### Given task
Copy the lines of the items below word for word, from the line containing "Decompose this screenshot" through the line containing "colorbar-tick-label: 1.50 —", including both of those lines.

══ Provided material ══

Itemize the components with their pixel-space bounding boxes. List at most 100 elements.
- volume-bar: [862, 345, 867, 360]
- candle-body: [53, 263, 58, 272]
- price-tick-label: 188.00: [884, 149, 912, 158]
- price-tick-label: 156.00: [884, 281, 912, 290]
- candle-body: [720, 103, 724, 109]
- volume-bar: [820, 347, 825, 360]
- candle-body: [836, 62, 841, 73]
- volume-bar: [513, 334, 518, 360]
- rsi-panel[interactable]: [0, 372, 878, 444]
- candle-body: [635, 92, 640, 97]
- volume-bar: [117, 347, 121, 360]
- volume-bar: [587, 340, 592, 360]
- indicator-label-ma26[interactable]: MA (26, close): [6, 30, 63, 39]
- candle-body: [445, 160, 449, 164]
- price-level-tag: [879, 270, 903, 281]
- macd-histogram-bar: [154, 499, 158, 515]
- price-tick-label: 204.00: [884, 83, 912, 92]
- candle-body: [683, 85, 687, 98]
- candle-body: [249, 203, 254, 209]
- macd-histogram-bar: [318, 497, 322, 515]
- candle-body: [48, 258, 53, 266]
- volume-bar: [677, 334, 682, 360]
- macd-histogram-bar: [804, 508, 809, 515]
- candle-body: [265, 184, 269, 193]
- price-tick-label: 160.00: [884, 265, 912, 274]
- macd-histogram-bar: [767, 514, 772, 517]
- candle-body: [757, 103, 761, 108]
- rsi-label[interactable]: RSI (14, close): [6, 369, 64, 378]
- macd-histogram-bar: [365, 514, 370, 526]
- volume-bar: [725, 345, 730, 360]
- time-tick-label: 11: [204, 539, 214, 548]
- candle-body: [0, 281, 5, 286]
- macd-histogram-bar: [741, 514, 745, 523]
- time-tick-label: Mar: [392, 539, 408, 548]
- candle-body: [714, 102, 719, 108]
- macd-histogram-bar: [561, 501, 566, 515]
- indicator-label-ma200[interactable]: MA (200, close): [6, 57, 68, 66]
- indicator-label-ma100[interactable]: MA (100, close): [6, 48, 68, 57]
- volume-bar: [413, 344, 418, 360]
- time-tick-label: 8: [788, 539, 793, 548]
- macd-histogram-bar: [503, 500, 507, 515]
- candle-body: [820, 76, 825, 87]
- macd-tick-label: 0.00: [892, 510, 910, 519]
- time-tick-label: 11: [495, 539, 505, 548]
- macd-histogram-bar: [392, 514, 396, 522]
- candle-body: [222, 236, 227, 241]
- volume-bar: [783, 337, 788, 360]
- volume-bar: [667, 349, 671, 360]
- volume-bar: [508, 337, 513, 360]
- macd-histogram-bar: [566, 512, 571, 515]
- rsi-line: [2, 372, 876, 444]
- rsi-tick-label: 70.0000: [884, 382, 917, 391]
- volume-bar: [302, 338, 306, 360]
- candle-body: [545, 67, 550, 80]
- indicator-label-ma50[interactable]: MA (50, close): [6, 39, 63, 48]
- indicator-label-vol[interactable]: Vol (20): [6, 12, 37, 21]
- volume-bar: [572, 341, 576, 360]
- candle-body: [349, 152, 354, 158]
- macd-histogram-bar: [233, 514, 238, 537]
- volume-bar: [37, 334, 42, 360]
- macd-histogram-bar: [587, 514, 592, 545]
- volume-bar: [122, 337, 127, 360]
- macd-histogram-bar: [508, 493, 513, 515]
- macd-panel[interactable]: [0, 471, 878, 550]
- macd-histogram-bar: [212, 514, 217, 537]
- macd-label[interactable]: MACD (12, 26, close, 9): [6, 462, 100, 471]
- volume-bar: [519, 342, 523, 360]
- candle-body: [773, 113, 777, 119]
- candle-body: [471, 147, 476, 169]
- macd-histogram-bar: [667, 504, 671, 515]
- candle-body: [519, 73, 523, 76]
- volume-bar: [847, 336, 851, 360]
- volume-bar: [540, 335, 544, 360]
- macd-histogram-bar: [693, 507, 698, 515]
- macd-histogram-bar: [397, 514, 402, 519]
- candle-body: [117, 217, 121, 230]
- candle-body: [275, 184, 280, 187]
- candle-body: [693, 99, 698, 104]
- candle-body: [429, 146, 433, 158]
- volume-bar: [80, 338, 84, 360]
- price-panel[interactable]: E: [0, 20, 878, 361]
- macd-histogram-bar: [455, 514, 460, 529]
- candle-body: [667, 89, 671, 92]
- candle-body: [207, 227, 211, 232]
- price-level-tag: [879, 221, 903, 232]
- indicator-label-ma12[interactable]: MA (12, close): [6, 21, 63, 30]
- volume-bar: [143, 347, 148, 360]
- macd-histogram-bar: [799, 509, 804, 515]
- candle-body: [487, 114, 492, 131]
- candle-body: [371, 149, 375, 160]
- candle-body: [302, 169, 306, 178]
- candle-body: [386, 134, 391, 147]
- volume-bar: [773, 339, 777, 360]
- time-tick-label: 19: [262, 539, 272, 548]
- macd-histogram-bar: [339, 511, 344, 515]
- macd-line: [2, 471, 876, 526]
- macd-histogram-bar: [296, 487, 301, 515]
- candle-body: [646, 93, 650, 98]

═══
══ Provided material ══

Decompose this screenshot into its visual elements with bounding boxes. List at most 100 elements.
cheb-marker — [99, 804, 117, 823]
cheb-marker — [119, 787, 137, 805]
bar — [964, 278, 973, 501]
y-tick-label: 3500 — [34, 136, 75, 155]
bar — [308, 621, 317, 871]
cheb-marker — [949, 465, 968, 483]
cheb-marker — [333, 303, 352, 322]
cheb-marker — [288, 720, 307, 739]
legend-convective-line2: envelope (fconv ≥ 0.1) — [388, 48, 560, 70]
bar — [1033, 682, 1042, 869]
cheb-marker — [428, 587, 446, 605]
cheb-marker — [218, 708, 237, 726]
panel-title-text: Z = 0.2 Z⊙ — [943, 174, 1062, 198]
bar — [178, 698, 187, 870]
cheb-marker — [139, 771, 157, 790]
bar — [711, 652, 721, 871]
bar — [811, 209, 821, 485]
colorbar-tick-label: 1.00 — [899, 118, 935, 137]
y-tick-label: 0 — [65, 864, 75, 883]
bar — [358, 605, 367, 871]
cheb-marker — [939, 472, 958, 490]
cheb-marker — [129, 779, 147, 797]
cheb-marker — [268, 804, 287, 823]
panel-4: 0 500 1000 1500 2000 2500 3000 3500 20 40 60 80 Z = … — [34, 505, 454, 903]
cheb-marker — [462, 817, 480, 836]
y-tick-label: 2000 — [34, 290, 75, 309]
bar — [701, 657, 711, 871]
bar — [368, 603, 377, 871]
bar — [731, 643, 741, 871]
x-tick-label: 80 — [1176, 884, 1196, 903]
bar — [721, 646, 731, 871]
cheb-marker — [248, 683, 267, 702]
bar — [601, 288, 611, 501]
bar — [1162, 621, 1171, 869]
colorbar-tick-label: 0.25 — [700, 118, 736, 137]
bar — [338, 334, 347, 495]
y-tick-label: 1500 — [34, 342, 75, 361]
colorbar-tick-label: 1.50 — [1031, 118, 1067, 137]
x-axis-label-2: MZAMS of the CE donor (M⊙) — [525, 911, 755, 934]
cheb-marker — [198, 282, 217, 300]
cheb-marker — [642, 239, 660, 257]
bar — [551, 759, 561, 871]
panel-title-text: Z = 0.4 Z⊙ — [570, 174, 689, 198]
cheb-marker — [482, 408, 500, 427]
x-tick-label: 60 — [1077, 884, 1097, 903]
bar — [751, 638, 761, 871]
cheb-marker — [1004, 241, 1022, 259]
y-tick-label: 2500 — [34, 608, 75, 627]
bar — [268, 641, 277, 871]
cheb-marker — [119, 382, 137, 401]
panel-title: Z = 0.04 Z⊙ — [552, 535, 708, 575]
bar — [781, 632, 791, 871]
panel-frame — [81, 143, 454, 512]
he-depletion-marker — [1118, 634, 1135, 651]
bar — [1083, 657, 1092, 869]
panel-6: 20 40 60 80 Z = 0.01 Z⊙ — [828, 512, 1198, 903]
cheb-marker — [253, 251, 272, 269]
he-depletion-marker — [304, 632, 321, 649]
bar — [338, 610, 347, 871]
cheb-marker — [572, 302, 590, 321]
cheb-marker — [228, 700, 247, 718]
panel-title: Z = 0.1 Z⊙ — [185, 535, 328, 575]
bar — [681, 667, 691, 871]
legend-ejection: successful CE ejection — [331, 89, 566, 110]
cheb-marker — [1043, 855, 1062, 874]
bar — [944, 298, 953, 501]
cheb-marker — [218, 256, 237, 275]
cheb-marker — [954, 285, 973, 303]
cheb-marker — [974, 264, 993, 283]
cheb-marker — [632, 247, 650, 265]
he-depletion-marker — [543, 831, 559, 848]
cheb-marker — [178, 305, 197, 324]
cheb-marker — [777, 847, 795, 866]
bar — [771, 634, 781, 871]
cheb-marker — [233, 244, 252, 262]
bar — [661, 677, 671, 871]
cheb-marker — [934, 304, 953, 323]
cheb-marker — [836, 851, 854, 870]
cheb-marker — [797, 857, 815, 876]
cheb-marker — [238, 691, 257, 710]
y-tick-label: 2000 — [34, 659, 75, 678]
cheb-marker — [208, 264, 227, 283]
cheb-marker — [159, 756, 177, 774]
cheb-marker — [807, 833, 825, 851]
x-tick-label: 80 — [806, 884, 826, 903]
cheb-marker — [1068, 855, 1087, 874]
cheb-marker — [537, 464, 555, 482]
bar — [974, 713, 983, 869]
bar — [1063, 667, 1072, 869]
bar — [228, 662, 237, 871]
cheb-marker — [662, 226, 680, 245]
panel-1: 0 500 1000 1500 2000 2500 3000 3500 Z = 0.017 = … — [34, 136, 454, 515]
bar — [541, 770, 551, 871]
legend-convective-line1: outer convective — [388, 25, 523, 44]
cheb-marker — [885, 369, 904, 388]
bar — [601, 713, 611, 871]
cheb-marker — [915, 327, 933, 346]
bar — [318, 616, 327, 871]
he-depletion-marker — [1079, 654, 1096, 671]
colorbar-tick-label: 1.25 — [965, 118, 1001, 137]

═══
══ Provided material ══

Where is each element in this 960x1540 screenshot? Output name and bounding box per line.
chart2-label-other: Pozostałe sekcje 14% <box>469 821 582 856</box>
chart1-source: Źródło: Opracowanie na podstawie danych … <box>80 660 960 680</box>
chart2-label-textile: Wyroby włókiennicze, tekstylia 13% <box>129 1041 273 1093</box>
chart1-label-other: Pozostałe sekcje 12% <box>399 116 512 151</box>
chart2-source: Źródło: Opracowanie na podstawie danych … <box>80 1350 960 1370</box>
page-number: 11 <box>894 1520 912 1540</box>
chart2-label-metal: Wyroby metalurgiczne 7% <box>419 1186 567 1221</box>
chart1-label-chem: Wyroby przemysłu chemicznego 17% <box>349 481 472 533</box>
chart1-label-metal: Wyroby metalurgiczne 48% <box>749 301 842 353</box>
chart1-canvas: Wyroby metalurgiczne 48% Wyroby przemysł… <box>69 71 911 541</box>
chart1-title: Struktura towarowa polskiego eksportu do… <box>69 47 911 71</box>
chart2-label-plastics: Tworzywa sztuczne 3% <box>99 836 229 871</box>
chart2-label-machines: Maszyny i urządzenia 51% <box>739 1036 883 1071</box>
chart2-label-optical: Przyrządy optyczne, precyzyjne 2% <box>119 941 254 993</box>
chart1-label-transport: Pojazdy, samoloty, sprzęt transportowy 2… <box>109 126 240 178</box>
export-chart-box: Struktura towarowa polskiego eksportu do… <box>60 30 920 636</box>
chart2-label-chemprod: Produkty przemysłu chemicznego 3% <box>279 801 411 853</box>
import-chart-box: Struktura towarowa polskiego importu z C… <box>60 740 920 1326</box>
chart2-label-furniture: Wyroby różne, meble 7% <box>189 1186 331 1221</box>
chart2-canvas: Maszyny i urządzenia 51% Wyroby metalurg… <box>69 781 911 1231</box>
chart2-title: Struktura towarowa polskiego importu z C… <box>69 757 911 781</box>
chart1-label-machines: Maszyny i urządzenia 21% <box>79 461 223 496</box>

═══

### Result below
Decompose this screenshot into its visual elements with bounding boxes. List at most 100 elements.
cheb-marker — [99, 804, 117, 823]
cheb-marker — [119, 787, 137, 805]
bar — [964, 278, 973, 501]
y-tick-label: 3500 — [34, 136, 75, 155]
bar — [308, 621, 317, 871]
cheb-marker — [949, 465, 968, 483]
cheb-marker — [333, 303, 352, 322]
cheb-marker — [288, 720, 307, 739]
legend-convective-line2: envelope (fconv ≥ 0.1) — [388, 48, 560, 70]
bar — [1033, 682, 1042, 869]
cheb-marker — [428, 587, 446, 605]
cheb-marker — [218, 708, 237, 726]
panel-title-text: Z = 0.2 Z⊙ — [943, 174, 1062, 198]
bar — [178, 698, 187, 870]
cheb-marker — [139, 771, 157, 790]
bar — [711, 652, 721, 871]
bar — [811, 209, 821, 485]
colorbar-tick-label: 1.00 — [899, 118, 935, 137]
y-tick-label: 0 — [65, 864, 75, 883]
bar — [358, 605, 367, 871]
cheb-marker — [939, 472, 958, 490]
cheb-marker — [129, 779, 147, 797]
cheb-marker — [268, 804, 287, 823]
panel-4: 0 500 1000 1500 2000 2500 3000 3500 20 40 60 80 Z = … — [34, 505, 454, 903]
cheb-marker — [462, 817, 480, 836]
y-tick-label: 2000 — [34, 290, 75, 309]
bar — [701, 657, 711, 871]
bar — [368, 603, 377, 871]
bar — [731, 643, 741, 871]
x-tick-label: 80 — [1176, 884, 1196, 903]
bar — [721, 646, 731, 871]
cheb-marker — [248, 683, 267, 702]
bar — [601, 288, 611, 501]
bar — [1162, 621, 1171, 869]
colorbar-tick-label: 0.25 — [700, 118, 736, 137]
bar — [338, 334, 347, 495]
y-tick-label: 1500 — [34, 342, 75, 361]
colorbar-tick-label: 1.50 — [1031, 118, 1067, 137]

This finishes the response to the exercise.